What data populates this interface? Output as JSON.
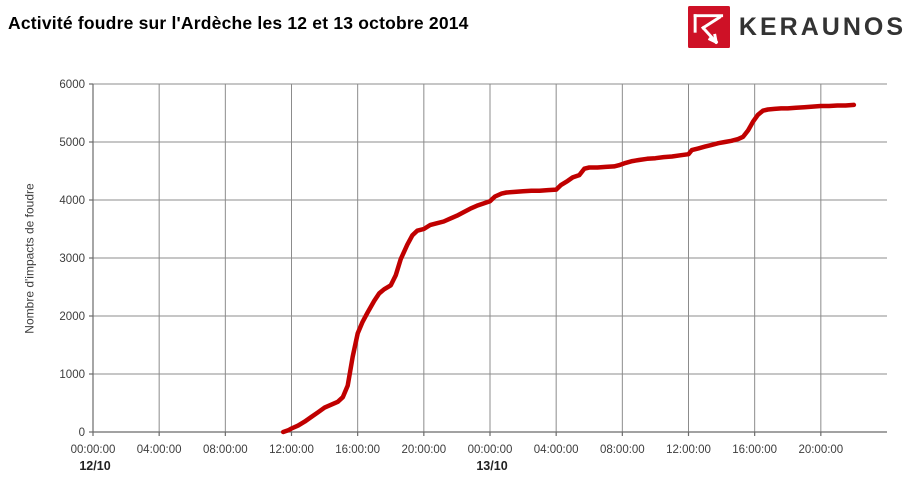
{
  "header": {
    "title": "Activité foudre sur l'Ardèche les 12 et 13 octobre 2014",
    "logo": {
      "brand": "KERAUNOS",
      "mark_icon": "keraunos-lightning-k-icon",
      "mark_color": "#CE1126",
      "text_color": "#333333"
    }
  },
  "chart_data": {
    "type": "line",
    "title": "Activité foudre sur l'Ardèche les 12 et 13 octobre 2014",
    "xlabel": "",
    "ylabel": "Nombre d'impacts de foudre",
    "ylim": [
      0,
      6000
    ],
    "xlim_hours_from_12oct_midnight": [
      0,
      48
    ],
    "grid": true,
    "legend_position": "none",
    "line_color": "#C00000",
    "grid_color": "#8C8C8C",
    "axis_color": "#6B6B6B",
    "tick_label_color": "#3D3D3D",
    "y_ticks": [
      0,
      1000,
      2000,
      3000,
      4000,
      5000,
      6000
    ],
    "x_ticks": [
      {
        "t": 0,
        "label": "00:00:00"
      },
      {
        "t": 4,
        "label": "04:00:00"
      },
      {
        "t": 8,
        "label": "08:00:00"
      },
      {
        "t": 12,
        "label": "12:00:00"
      },
      {
        "t": 16,
        "label": "16:00:00"
      },
      {
        "t": 20,
        "label": "20:00:00"
      },
      {
        "t": 24,
        "label": "00:00:00"
      },
      {
        "t": 28,
        "label": "04:00:00"
      },
      {
        "t": 32,
        "label": "08:00:00"
      },
      {
        "t": 36,
        "label": "12:00:00"
      },
      {
        "t": 40,
        "label": "16:00:00"
      },
      {
        "t": 44,
        "label": "20:00:00"
      }
    ],
    "x_date_labels": [
      {
        "t": 0,
        "label": "12/10"
      },
      {
        "t": 24,
        "label": "13/10"
      }
    ],
    "series": [
      {
        "color": "#C00000",
        "points": [
          [
            11.5,
            0
          ],
          [
            11.8,
            30
          ],
          [
            12,
            60
          ],
          [
            12.4,
            110
          ],
          [
            12.8,
            180
          ],
          [
            13.2,
            260
          ],
          [
            13.6,
            340
          ],
          [
            14,
            420
          ],
          [
            14.4,
            470
          ],
          [
            14.8,
            520
          ],
          [
            15.1,
            600
          ],
          [
            15.4,
            800
          ],
          [
            15.7,
            1300
          ],
          [
            16,
            1700
          ],
          [
            16.3,
            1900
          ],
          [
            16.6,
            2060
          ],
          [
            17,
            2260
          ],
          [
            17.3,
            2390
          ],
          [
            17.6,
            2460
          ],
          [
            18,
            2530
          ],
          [
            18.3,
            2700
          ],
          [
            18.6,
            2980
          ],
          [
            19,
            3230
          ],
          [
            19.3,
            3390
          ],
          [
            19.6,
            3470
          ],
          [
            20,
            3500
          ],
          [
            20.4,
            3570
          ],
          [
            20.8,
            3600
          ],
          [
            21.2,
            3630
          ],
          [
            21.6,
            3680
          ],
          [
            22,
            3730
          ],
          [
            22.4,
            3790
          ],
          [
            22.8,
            3850
          ],
          [
            23.2,
            3900
          ],
          [
            23.6,
            3940
          ],
          [
            24,
            3980
          ],
          [
            24.3,
            4060
          ],
          [
            24.7,
            4110
          ],
          [
            25,
            4130
          ],
          [
            25.5,
            4140
          ],
          [
            26,
            4150
          ],
          [
            26.5,
            4160
          ],
          [
            27,
            4160
          ],
          [
            27.5,
            4170
          ],
          [
            28,
            4180
          ],
          [
            28.3,
            4260
          ],
          [
            28.7,
            4330
          ],
          [
            29,
            4390
          ],
          [
            29.4,
            4430
          ],
          [
            29.7,
            4540
          ],
          [
            30,
            4560
          ],
          [
            30.5,
            4560
          ],
          [
            31,
            4570
          ],
          [
            31.5,
            4580
          ],
          [
            31.8,
            4600
          ],
          [
            32.2,
            4640
          ],
          [
            32.6,
            4670
          ],
          [
            33,
            4690
          ],
          [
            33.5,
            4710
          ],
          [
            34,
            4720
          ],
          [
            34.5,
            4740
          ],
          [
            35,
            4750
          ],
          [
            35.5,
            4770
          ],
          [
            36,
            4790
          ],
          [
            36.2,
            4860
          ],
          [
            36.6,
            4890
          ],
          [
            37,
            4920
          ],
          [
            37.4,
            4950
          ],
          [
            37.8,
            4980
          ],
          [
            38.2,
            5000
          ],
          [
            38.6,
            5020
          ],
          [
            39,
            5050
          ],
          [
            39.3,
            5090
          ],
          [
            39.6,
            5200
          ],
          [
            39.9,
            5350
          ],
          [
            40.2,
            5470
          ],
          [
            40.5,
            5540
          ],
          [
            40.8,
            5560
          ],
          [
            41.2,
            5570
          ],
          [
            41.6,
            5580
          ],
          [
            42,
            5580
          ],
          [
            42.5,
            5590
          ],
          [
            43,
            5600
          ],
          [
            43.5,
            5610
          ],
          [
            44,
            5620
          ],
          [
            44.5,
            5620
          ],
          [
            45,
            5630
          ],
          [
            45.5,
            5630
          ],
          [
            46,
            5640
          ]
        ]
      }
    ]
  }
}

=== Exercise ===
Write out the whole listing again, exactly, with no pictures.

=== Answer below ===
What data populates this interface? Output as JSON.
{
  "header": {
    "title": "Activité foudre sur l'Ardèche les 12 et 13 octobre 2014",
    "logo": {
      "brand": "KERAUNOS",
      "mark_icon": "keraunos-lightning-k-icon",
      "mark_color": "#CE1126",
      "text_color": "#333333"
    }
  },
  "chart_data": {
    "type": "line",
    "title": "Activité foudre sur l'Ardèche les 12 et 13 octobre 2014",
    "xlabel": "",
    "ylabel": "Nombre d'impacts de foudre",
    "ylim": [
      0,
      6000
    ],
    "xlim_hours_from_12oct_midnight": [
      0,
      48
    ],
    "grid": true,
    "legend_position": "none",
    "line_color": "#C00000",
    "grid_color": "#8C8C8C",
    "axis_color": "#6B6B6B",
    "tick_label_color": "#3D3D3D",
    "y_ticks": [
      0,
      1000,
      2000,
      3000,
      4000,
      5000,
      6000
    ],
    "x_ticks": [
      {
        "t": 0,
        "label": "00:00:00"
      },
      {
        "t": 4,
        "label": "04:00:00"
      },
      {
        "t": 8,
        "label": "08:00:00"
      },
      {
        "t": 12,
        "label": "12:00:00"
      },
      {
        "t": 16,
        "label": "16:00:00"
      },
      {
        "t": 20,
        "label": "20:00:00"
      },
      {
        "t": 24,
        "label": "00:00:00"
      },
      {
        "t": 28,
        "label": "04:00:00"
      },
      {
        "t": 32,
        "label": "08:00:00"
      },
      {
        "t": 36,
        "label": "12:00:00"
      },
      {
        "t": 40,
        "label": "16:00:00"
      },
      {
        "t": 44,
        "label": "20:00:00"
      }
    ],
    "x_date_labels": [
      {
        "t": 0,
        "label": "12/10"
      },
      {
        "t": 24,
        "label": "13/10"
      }
    ],
    "series": [
      {
        "color": "#C00000",
        "points": [
          [
            11.5,
            0
          ],
          [
            11.8,
            30
          ],
          [
            12,
            60
          ],
          [
            12.4,
            110
          ],
          [
            12.8,
            180
          ],
          [
            13.2,
            260
          ],
          [
            13.6,
            340
          ],
          [
            14,
            420
          ],
          [
            14.4,
            470
          ],
          [
            14.8,
            520
          ],
          [
            15.1,
            600
          ],
          [
            15.4,
            800
          ],
          [
            15.7,
            1300
          ],
          [
            16,
            1700
          ],
          [
            16.3,
            1900
          ],
          [
            16.6,
            2060
          ],
          [
            17,
            2260
          ],
          [
            17.3,
            2390
          ],
          [
            17.6,
            2460
          ],
          [
            18,
            2530
          ],
          [
            18.3,
            2700
          ],
          [
            18.6,
            2980
          ],
          [
            19,
            3230
          ],
          [
            19.3,
            3390
          ],
          [
            19.6,
            3470
          ],
          [
            20,
            3500
          ],
          [
            20.4,
            3570
          ],
          [
            20.8,
            3600
          ],
          [
            21.2,
            3630
          ],
          [
            21.6,
            3680
          ],
          [
            22,
            3730
          ],
          [
            22.4,
            3790
          ],
          [
            22.8,
            3850
          ],
          [
            23.2,
            3900
          ],
          [
            23.6,
            3940
          ],
          [
            24,
            3980
          ],
          [
            24.3,
            4060
          ],
          [
            24.7,
            4110
          ],
          [
            25,
            4130
          ],
          [
            25.5,
            4140
          ],
          [
            26,
            4150
          ],
          [
            26.5,
            4160
          ],
          [
            27,
            4160
          ],
          [
            27.5,
            4170
          ],
          [
            28,
            4180
          ],
          [
            28.3,
            4260
          ],
          [
            28.7,
            4330
          ],
          [
            29,
            4390
          ],
          [
            29.4,
            4430
          ],
          [
            29.7,
            4540
          ],
          [
            30,
            4560
          ],
          [
            30.5,
            4560
          ],
          [
            31,
            4570
          ],
          [
            31.5,
            4580
          ],
          [
            31.8,
            4600
          ],
          [
            32.2,
            4640
          ],
          [
            32.6,
            4670
          ],
          [
            33,
            4690
          ],
          [
            33.5,
            4710
          ],
          [
            34,
            4720
          ],
          [
            34.5,
            4740
          ],
          [
            35,
            4750
          ],
          [
            35.5,
            4770
          ],
          [
            36,
            4790
          ],
          [
            36.2,
            4860
          ],
          [
            36.6,
            4890
          ],
          [
            37,
            4920
          ],
          [
            37.4,
            4950
          ],
          [
            37.8,
            4980
          ],
          [
            38.2,
            5000
          ],
          [
            38.6,
            5020
          ],
          [
            39,
            5050
          ],
          [
            39.3,
            5090
          ],
          [
            39.6,
            5200
          ],
          [
            39.9,
            5350
          ],
          [
            40.2,
            5470
          ],
          [
            40.5,
            5540
          ],
          [
            40.8,
            5560
          ],
          [
            41.2,
            5570
          ],
          [
            41.6,
            5580
          ],
          [
            42,
            5580
          ],
          [
            42.5,
            5590
          ],
          [
            43,
            5600
          ],
          [
            43.5,
            5610
          ],
          [
            44,
            5620
          ],
          [
            44.5,
            5620
          ],
          [
            45,
            5630
          ],
          [
            45.5,
            5630
          ],
          [
            46,
            5640
          ]
        ]
      }
    ]
  }
}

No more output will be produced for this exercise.